━━━━━ Material provided
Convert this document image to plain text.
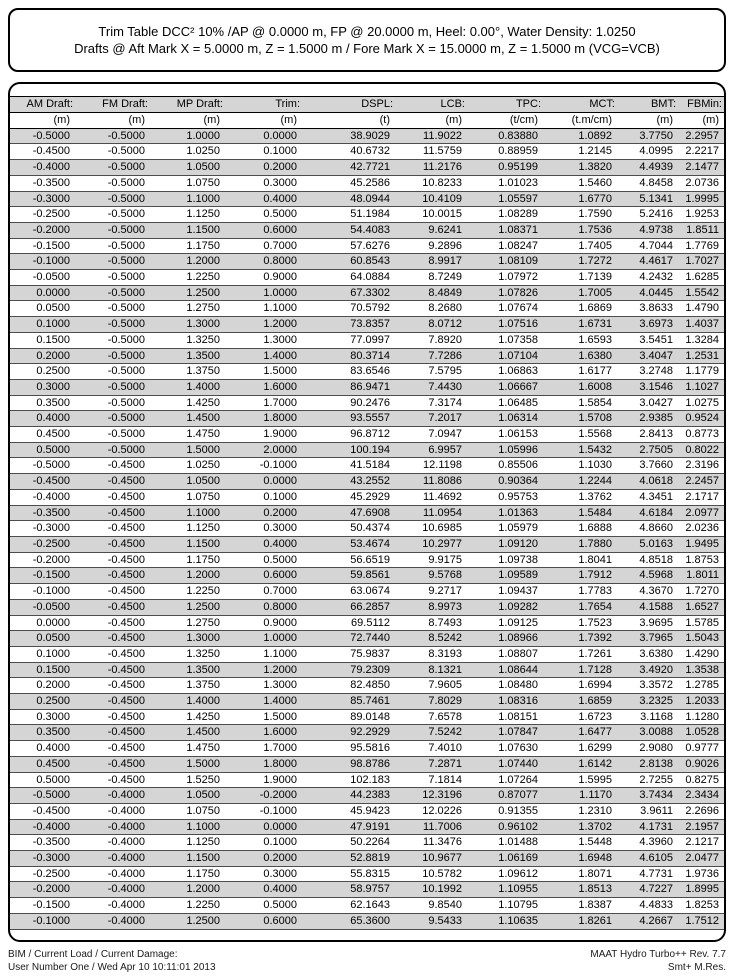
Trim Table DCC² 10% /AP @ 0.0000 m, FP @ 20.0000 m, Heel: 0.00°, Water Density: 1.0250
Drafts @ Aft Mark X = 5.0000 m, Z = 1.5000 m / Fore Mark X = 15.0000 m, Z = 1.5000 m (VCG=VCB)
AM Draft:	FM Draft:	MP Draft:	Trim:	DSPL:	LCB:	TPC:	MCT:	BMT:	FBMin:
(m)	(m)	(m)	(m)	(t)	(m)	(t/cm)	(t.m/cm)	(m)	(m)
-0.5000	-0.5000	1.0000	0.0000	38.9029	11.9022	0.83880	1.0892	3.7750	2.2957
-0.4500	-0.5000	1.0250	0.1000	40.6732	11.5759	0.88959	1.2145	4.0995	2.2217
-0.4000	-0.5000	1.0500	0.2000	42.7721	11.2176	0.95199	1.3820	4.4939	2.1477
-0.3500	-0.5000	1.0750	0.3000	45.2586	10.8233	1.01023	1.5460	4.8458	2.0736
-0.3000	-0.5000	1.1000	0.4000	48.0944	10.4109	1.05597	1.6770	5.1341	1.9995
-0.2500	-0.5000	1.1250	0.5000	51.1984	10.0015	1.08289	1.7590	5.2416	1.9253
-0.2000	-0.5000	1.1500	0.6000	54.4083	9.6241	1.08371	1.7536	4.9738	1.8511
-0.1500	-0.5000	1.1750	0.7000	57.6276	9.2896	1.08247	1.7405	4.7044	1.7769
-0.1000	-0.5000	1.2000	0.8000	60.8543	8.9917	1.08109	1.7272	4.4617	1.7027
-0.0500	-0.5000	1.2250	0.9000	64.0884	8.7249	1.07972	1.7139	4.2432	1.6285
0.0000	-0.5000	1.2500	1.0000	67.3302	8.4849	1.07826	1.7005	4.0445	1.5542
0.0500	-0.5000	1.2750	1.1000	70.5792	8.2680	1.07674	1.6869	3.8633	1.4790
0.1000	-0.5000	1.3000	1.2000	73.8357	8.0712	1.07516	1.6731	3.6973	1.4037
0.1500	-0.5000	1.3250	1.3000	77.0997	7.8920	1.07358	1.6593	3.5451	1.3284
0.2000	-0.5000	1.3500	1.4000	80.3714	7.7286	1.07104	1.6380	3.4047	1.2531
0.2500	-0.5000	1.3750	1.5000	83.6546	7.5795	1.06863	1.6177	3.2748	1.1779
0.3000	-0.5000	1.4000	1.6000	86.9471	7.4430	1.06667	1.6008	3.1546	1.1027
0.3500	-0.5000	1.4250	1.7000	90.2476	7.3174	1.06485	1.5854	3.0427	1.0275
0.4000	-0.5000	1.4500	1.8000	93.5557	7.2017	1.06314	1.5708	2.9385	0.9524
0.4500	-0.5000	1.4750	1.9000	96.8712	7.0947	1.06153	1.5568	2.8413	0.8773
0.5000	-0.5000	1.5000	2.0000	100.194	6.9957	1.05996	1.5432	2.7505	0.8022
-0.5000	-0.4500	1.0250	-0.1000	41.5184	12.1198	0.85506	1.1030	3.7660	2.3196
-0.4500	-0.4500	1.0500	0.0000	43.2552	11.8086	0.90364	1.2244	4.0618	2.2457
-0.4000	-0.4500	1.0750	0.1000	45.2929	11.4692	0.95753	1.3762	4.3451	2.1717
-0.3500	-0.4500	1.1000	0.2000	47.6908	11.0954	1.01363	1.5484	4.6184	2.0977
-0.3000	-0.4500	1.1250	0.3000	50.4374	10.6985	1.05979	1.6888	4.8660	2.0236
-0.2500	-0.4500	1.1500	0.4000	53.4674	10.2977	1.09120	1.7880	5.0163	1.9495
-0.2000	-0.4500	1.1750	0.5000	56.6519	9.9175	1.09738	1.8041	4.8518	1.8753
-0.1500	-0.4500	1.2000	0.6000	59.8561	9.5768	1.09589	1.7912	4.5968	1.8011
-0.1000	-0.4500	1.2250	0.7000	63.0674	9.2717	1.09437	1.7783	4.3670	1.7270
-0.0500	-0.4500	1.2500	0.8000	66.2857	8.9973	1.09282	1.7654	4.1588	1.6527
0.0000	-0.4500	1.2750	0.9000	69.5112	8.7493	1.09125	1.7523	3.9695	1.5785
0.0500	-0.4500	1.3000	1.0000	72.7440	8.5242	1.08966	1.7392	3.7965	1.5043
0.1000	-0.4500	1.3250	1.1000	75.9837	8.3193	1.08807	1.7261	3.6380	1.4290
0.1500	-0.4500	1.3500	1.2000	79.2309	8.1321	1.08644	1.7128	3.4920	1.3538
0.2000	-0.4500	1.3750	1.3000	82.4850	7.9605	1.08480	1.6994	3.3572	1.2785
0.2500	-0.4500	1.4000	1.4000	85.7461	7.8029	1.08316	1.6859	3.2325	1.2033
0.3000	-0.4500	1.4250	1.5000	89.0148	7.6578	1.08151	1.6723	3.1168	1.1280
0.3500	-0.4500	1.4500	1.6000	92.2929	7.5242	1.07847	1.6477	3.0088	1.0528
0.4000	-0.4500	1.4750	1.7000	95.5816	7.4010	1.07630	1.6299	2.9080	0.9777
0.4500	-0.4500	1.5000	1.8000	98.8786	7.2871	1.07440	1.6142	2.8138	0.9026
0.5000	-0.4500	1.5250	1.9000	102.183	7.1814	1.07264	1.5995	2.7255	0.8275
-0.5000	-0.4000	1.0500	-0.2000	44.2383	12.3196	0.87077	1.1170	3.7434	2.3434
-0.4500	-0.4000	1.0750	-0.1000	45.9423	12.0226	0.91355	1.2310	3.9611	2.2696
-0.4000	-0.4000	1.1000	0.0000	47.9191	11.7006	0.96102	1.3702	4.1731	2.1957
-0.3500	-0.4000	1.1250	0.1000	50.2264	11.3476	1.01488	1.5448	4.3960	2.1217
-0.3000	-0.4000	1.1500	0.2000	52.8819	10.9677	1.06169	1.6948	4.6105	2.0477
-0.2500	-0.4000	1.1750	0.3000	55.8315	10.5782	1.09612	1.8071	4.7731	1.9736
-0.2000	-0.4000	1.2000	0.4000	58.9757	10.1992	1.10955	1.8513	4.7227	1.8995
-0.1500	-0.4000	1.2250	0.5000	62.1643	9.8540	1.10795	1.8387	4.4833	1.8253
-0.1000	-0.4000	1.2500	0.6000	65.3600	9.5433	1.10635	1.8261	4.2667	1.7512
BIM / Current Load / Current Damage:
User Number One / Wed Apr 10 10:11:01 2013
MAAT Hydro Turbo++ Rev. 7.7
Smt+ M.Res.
━━━━━━━━━━
Where a line in the material above holds "Trim", copy that line.

Exercise response
Trim Table DCC² 10% /AP @ 0.0000 m, FP @ 20.0000 m, Heel: 0.00°, Water Density: 1.0250
AM Draft:	FM Draft:	MP Draft:	Trim:	DSPL:	LCB:	TPC:	MCT:	BMT:	FBMin:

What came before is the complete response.